Locate every line that holds the string "structured" and copy it.

====== RECORDS SUPPLIED

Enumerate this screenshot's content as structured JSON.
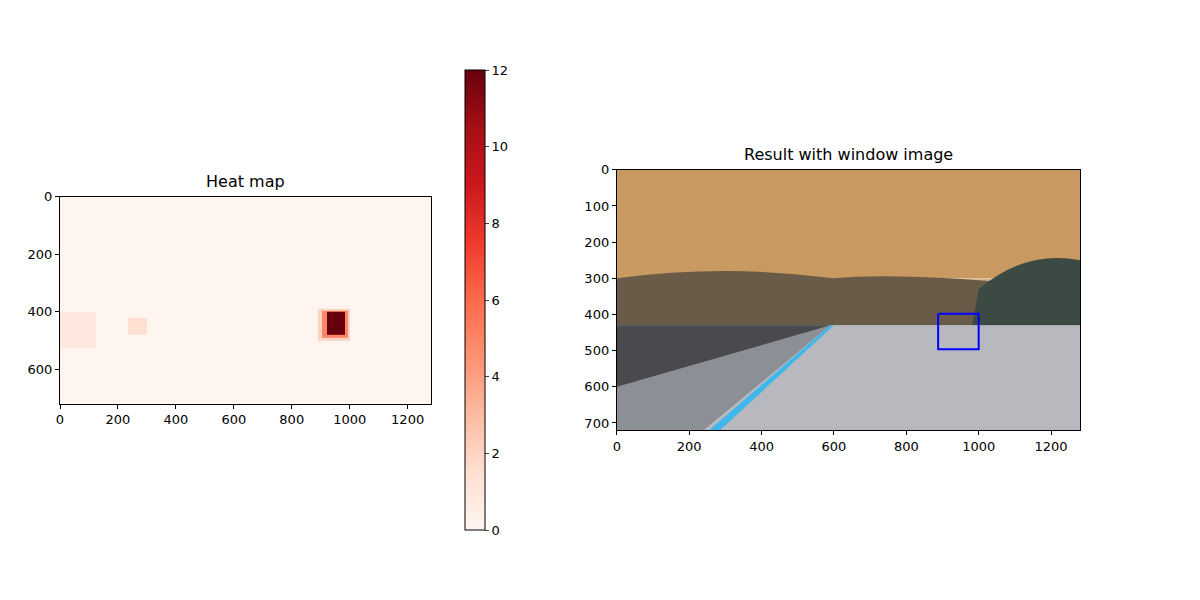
{
  "chart_data": [
    {
      "type": "heatmap",
      "title": "Heat map",
      "x": [
        0,
        125,
        235,
        300,
        890,
        905,
        920,
        985,
        995,
        1000,
        1280
      ],
      "y": [
        0,
        390,
        395,
        400,
        420,
        470,
        480,
        490,
        500,
        525,
        720
      ],
      "z": [
        [
          0,
          0,
          0,
          0,
          0,
          0,
          0,
          0,
          0,
          0
        ],
        [
          0,
          0,
          0,
          0,
          2,
          2,
          2,
          2,
          2,
          0
        ],
        [
          0,
          0,
          0,
          0,
          2,
          5,
          5,
          5,
          2,
          0
        ],
        [
          1,
          0,
          0,
          0,
          2,
          5,
          12,
          5,
          2,
          0
        ],
        [
          1,
          0,
          1.5,
          0,
          2,
          5,
          12,
          5,
          2,
          0
        ],
        [
          1,
          0,
          1.5,
          0,
          2,
          5,
          12,
          5,
          2,
          0
        ],
        [
          1,
          0,
          0,
          0,
          2,
          5,
          5,
          5,
          2,
          0
        ],
        [
          1,
          0,
          0,
          0,
          2,
          2,
          2,
          2,
          2,
          0
        ],
        [
          1,
          0,
          0,
          0,
          0,
          0,
          0,
          0,
          0,
          0
        ],
        [
          0,
          0,
          0,
          0,
          0,
          0,
          0,
          0,
          0,
          0
        ]
      ],
      "xlim": [
        0,
        1280
      ],
      "ylim": [
        720,
        0
      ],
      "xticks": [
        0,
        200,
        400,
        600,
        800,
        1000,
        1200
      ],
      "yticks": [
        0,
        200,
        400,
        600
      ],
      "colorbar": {
        "range": [
          0,
          12
        ],
        "ticks": [
          0,
          2,
          4,
          6,
          8,
          10,
          12
        ]
      }
    },
    {
      "type": "image",
      "title": "Result with window image",
      "xlim": [
        0,
        1280
      ],
      "ylim": [
        720,
        0
      ],
      "xticks": [
        0,
        200,
        400,
        600,
        800,
        1000,
        1200
      ],
      "yticks": [
        0,
        100,
        200,
        300,
        400,
        500,
        600,
        700
      ],
      "boxes": [
        {
          "x0": 888,
          "y0": 398,
          "x1": 1000,
          "y1": 496
        }
      ],
      "color": "#0000ff"
    }
  ]
}
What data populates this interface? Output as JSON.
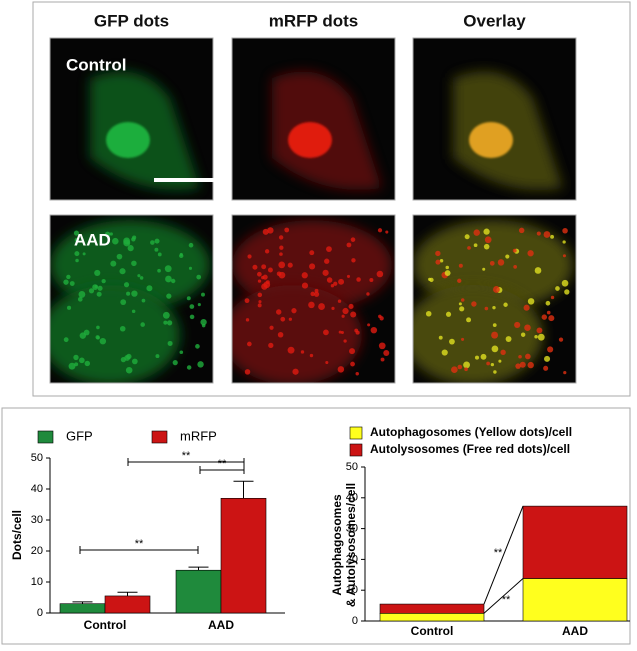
{
  "figure": {
    "columns": [
      "GFP dots",
      "mRFP dots",
      "Overlay"
    ],
    "rows": [
      "Control",
      "AAD"
    ]
  },
  "chart_data": [
    {
      "type": "bar",
      "categories": [
        "Control",
        "AAD"
      ],
      "ylabel": "Dots/cell",
      "series": [
        {
          "name": "GFP",
          "color": "#1f8a3c",
          "values": [
            3,
            13.8
          ],
          "errors": [
            0.6,
            1
          ]
        },
        {
          "name": "mRFP",
          "color": "#cc1414",
          "values": [
            5.5,
            37
          ],
          "errors": [
            1.2,
            5.5
          ]
        }
      ],
      "ylim": [
        0,
        50
      ],
      "yticks": [
        0,
        10,
        20,
        30,
        40,
        50
      ],
      "annotations": [
        "**",
        "**",
        "**"
      ]
    },
    {
      "type": "stacked_bar",
      "categories": [
        "Control",
        "AAD"
      ],
      "ylabel": [
        "Autophagosomes",
        "& Autolysosomes/cell"
      ],
      "series": [
        {
          "name": "Autophagosomes (Yellow dots)/cell",
          "color": "#ffff1e",
          "values": [
            2.5,
            13.8
          ]
        },
        {
          "name": "Autolysosomes (Free red dots)/cell",
          "color": "#cc1414",
          "values": [
            3,
            23.5
          ]
        }
      ],
      "ylim": [
        0,
        50
      ],
      "yticks": [
        0,
        10,
        20,
        30,
        40,
        50
      ],
      "annotations": [
        "**",
        "**"
      ]
    }
  ]
}
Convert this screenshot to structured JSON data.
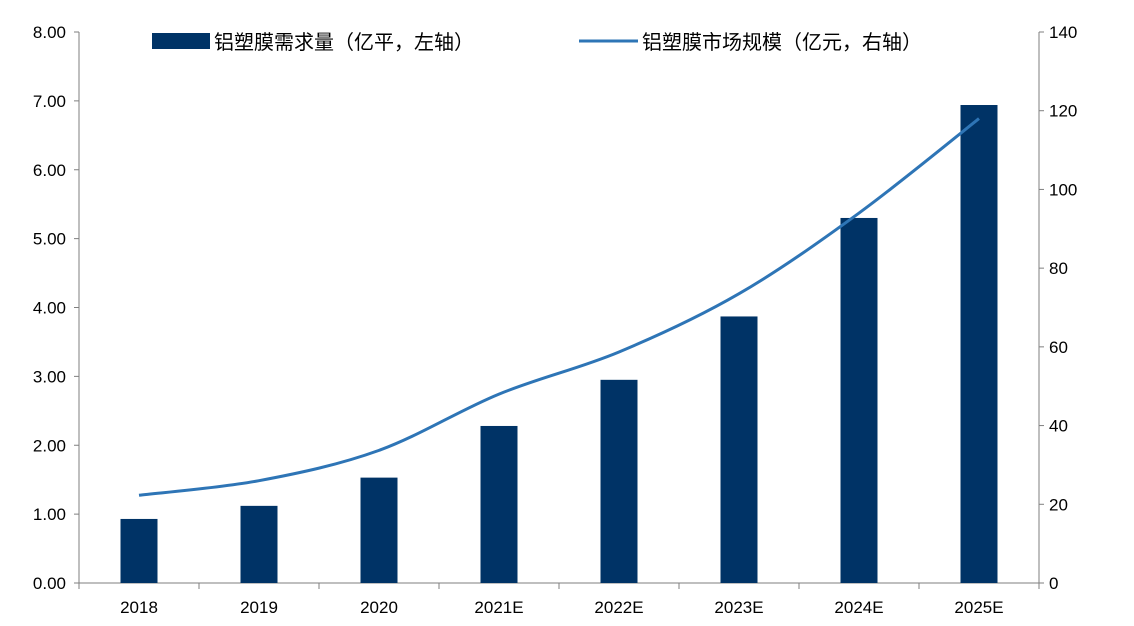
{
  "chart_data": {
    "type": "bar",
    "categories": [
      "2018",
      "2019",
      "2020",
      "2021E",
      "2022E",
      "2023E",
      "2024E",
      "2025E"
    ],
    "series": [
      {
        "name": "铝塑膜需求量（亿平，左轴）",
        "type": "bar",
        "axis": "left",
        "color": "#003366",
        "values": [
          0.93,
          1.12,
          1.53,
          2.28,
          2.95,
          3.87,
          5.3,
          6.94
        ]
      },
      {
        "name": "铝塑膜市场规模（亿元，右轴）",
        "type": "line",
        "axis": "right",
        "color": "#2e75b6",
        "values": [
          22.3,
          26.0,
          33.7,
          48.0,
          58.7,
          73.5,
          94.0,
          118.0
        ]
      }
    ],
    "y_left": {
      "range": [
        0,
        8
      ],
      "ticks": [
        "0.00",
        "1.00",
        "2.00",
        "3.00",
        "4.00",
        "5.00",
        "6.00",
        "7.00",
        "8.00"
      ]
    },
    "y_right": {
      "range": [
        0,
        140
      ],
      "ticks": [
        "0",
        "20",
        "40",
        "60",
        "80",
        "100",
        "120",
        "140"
      ]
    },
    "grid": false,
    "legend_position": "top"
  }
}
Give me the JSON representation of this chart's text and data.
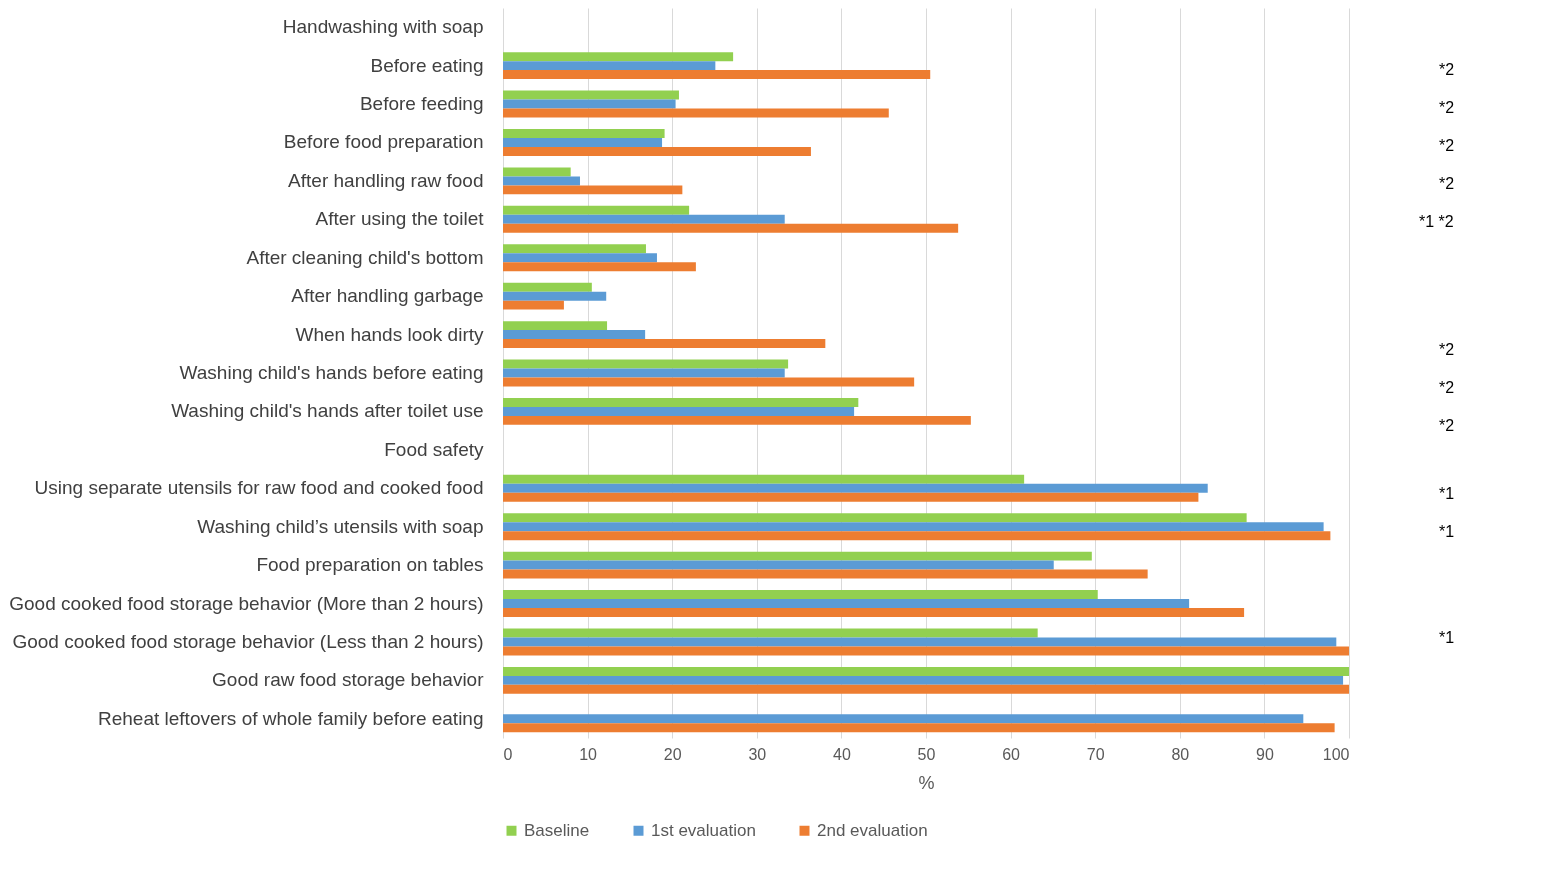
{
  "chart_data": {
    "type": "bar",
    "orientation": "horizontal",
    "xlabel": "%",
    "categories": [
      "Handwashing with soap",
      "Before eating",
      "Before feeding",
      "Before food preparation",
      "After handling raw food",
      "After using the toilet",
      "After cleaning child's bottom",
      "After handling garbage",
      "When hands look dirty",
      "Washing child's hands before eating",
      "Washing child's hands after toilet use",
      "Food safety",
      "Using separate utensils for raw food and cooked food",
      "Washing child’s utensils with soap",
      "Food preparation on tables",
      "Good cooked food storage behavior (More than 2 hours)",
      "Good cooked food storage behavior  (Less than 2 hours)",
      "Good raw food storage behavior",
      "Reheat leftovers of whole family before eating"
    ],
    "series": [
      {
        "name": "Baseline",
        "color": "#92d050",
        "values": [
          null,
          27.2,
          20.8,
          19.1,
          8.0,
          22.0,
          16.9,
          10.5,
          12.3,
          33.7,
          42.0,
          null,
          61.6,
          87.9,
          69.6,
          70.3,
          63.2,
          100,
          null
        ]
      },
      {
        "name": "1st evaluation",
        "color": "#5b9bd5",
        "values": [
          null,
          25.1,
          20.4,
          18.8,
          9.1,
          33.3,
          18.2,
          12.2,
          16.8,
          33.3,
          41.5,
          null,
          83.3,
          97.0,
          65.1,
          81.1,
          98.5,
          99.3,
          94.6
        ]
      },
      {
        "name": "2nd evaluation",
        "color": "#ed7d31",
        "values": [
          null,
          50.5,
          45.6,
          36.4,
          21.2,
          53.8,
          22.8,
          7.2,
          38.1,
          48.6,
          55.3,
          null,
          82.2,
          97.8,
          76.2,
          87.6,
          100,
          100,
          98.3
        ]
      }
    ],
    "xlim": [
      0,
      100
    ],
    "xticks": [
      0,
      10,
      20,
      30,
      40,
      50,
      60,
      70,
      80,
      90,
      100
    ],
    "grid": "x",
    "legend": "bottom",
    "annotations": [
      "*2",
      "*2",
      "*2",
      "*2",
      "*1 *2",
      "*2",
      "*2",
      "*2",
      "*1",
      "*1",
      "*1"
    ]
  }
}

============

EXERCISE RESPONSE:
Enumerate this screenshot's content as structured JSON.
Convert this screenshot to structured JSON data.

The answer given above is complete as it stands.